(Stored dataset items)
---

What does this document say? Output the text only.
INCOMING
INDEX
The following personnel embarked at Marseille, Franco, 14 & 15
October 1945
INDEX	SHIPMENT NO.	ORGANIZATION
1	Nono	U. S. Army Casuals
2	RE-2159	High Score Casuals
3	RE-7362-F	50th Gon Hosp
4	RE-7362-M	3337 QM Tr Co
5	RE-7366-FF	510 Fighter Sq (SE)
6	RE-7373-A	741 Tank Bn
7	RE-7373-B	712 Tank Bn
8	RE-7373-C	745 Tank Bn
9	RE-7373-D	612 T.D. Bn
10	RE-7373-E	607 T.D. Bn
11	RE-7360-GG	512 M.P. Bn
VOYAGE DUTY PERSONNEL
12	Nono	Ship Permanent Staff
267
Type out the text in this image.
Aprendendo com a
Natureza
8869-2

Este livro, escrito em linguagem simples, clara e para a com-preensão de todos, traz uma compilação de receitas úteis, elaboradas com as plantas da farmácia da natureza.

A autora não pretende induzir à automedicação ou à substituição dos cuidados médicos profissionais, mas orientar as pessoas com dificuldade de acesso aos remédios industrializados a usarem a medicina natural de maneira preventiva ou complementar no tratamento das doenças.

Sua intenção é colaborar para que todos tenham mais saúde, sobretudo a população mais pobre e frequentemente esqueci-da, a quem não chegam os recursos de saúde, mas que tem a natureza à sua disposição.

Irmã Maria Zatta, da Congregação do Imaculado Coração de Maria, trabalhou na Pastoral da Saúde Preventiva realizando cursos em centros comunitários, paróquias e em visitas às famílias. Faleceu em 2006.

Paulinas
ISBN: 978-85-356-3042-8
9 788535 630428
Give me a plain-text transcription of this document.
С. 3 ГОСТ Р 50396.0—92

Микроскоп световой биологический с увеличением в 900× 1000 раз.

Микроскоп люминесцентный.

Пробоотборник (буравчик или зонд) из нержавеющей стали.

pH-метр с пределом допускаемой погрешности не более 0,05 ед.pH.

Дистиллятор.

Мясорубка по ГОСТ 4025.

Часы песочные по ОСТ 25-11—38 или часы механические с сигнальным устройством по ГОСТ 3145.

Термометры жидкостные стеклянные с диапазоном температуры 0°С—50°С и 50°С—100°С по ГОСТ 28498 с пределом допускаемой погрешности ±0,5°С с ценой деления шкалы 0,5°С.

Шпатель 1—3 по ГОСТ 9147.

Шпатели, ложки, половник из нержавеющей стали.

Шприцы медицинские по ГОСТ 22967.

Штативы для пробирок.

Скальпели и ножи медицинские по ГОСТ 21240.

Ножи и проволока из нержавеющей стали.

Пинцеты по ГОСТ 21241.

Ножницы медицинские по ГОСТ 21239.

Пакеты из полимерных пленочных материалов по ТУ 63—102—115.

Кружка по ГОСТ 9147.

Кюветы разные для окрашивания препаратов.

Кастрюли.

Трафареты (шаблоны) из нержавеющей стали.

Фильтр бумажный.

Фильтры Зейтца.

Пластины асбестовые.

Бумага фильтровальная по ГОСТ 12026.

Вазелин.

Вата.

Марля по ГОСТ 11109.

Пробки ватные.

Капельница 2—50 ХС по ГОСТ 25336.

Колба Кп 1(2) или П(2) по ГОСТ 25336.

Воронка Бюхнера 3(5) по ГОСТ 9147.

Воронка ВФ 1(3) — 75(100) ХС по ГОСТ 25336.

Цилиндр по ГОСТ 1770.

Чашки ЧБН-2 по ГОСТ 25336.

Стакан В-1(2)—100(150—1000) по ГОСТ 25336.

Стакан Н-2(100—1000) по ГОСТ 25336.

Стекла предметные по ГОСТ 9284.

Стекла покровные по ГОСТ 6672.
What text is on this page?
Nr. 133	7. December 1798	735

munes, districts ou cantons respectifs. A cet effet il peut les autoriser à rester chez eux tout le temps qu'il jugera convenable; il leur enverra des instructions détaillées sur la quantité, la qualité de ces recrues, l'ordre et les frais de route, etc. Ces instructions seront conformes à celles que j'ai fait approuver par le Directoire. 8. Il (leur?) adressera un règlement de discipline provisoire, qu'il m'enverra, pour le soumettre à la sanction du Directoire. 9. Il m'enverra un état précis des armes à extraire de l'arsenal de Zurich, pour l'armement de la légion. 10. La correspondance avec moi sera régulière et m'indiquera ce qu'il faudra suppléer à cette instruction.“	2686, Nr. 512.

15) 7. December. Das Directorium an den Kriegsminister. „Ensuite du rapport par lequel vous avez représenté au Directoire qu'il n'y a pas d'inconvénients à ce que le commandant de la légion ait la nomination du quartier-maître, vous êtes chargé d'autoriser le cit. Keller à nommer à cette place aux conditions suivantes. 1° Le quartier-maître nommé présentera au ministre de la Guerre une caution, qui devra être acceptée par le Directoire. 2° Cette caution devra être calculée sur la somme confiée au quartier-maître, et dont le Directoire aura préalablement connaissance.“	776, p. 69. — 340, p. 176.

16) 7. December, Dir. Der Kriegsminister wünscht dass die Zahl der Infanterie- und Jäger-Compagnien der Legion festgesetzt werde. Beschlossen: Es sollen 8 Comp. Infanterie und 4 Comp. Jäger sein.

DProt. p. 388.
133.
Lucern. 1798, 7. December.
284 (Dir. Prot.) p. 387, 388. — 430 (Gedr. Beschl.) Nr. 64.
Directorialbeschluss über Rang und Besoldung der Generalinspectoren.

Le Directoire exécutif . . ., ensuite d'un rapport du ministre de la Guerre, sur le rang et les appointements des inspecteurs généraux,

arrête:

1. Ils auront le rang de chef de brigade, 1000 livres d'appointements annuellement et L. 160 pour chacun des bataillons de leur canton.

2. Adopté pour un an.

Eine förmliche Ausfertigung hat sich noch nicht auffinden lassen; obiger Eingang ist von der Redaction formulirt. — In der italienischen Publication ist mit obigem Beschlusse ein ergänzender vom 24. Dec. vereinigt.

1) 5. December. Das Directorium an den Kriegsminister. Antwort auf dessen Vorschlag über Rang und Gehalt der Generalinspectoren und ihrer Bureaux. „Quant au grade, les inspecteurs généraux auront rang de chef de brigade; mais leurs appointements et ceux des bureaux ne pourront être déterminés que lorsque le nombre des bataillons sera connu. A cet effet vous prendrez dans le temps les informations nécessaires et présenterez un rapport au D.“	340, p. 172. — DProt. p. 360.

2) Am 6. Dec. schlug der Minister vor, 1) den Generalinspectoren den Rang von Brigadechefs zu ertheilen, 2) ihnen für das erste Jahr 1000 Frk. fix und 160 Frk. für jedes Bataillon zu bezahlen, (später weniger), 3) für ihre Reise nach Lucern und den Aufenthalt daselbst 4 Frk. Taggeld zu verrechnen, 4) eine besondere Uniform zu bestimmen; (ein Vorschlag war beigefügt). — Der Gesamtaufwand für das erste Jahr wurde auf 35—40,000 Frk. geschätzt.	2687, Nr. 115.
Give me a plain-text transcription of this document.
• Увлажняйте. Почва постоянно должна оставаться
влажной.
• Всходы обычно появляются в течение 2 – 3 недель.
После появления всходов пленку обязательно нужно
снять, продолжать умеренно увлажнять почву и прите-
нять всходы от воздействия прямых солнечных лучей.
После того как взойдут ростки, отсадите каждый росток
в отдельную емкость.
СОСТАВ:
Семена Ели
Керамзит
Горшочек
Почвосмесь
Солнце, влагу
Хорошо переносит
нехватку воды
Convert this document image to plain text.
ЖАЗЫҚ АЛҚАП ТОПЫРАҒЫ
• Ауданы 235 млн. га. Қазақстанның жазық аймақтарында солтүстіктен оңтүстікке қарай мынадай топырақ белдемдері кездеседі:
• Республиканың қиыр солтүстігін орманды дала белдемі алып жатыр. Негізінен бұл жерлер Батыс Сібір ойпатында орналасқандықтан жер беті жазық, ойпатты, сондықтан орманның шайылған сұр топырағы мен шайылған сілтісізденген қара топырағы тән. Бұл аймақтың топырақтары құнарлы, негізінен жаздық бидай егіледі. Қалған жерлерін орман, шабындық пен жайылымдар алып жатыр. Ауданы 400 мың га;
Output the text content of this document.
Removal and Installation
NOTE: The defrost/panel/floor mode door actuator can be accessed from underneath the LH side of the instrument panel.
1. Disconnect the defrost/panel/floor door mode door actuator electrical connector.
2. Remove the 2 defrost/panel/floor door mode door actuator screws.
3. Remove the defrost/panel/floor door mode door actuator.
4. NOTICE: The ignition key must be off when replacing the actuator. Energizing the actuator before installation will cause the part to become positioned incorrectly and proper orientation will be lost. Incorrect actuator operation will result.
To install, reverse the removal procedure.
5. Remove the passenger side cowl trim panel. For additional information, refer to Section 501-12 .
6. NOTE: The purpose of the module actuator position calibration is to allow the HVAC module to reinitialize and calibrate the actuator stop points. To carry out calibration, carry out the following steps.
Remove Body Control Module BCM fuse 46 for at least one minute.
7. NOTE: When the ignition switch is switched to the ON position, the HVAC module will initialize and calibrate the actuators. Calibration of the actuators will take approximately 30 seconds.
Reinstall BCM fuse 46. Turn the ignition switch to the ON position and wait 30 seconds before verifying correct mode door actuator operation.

---

• [Task details] Of the lines above, copy each that contains "floor".

• [Written answer]
NOTE: The defrost/panel/floor mode door actuator can be accessed from underneath the LH side of the instrument panel.
1. Disconnect the defrost/panel/floor door mode door actuator electrical connector.
2. Remove the 2 defrost/panel/floor door mode door actuator screws.
3. Remove the defrost/panel/floor door mode door actuator.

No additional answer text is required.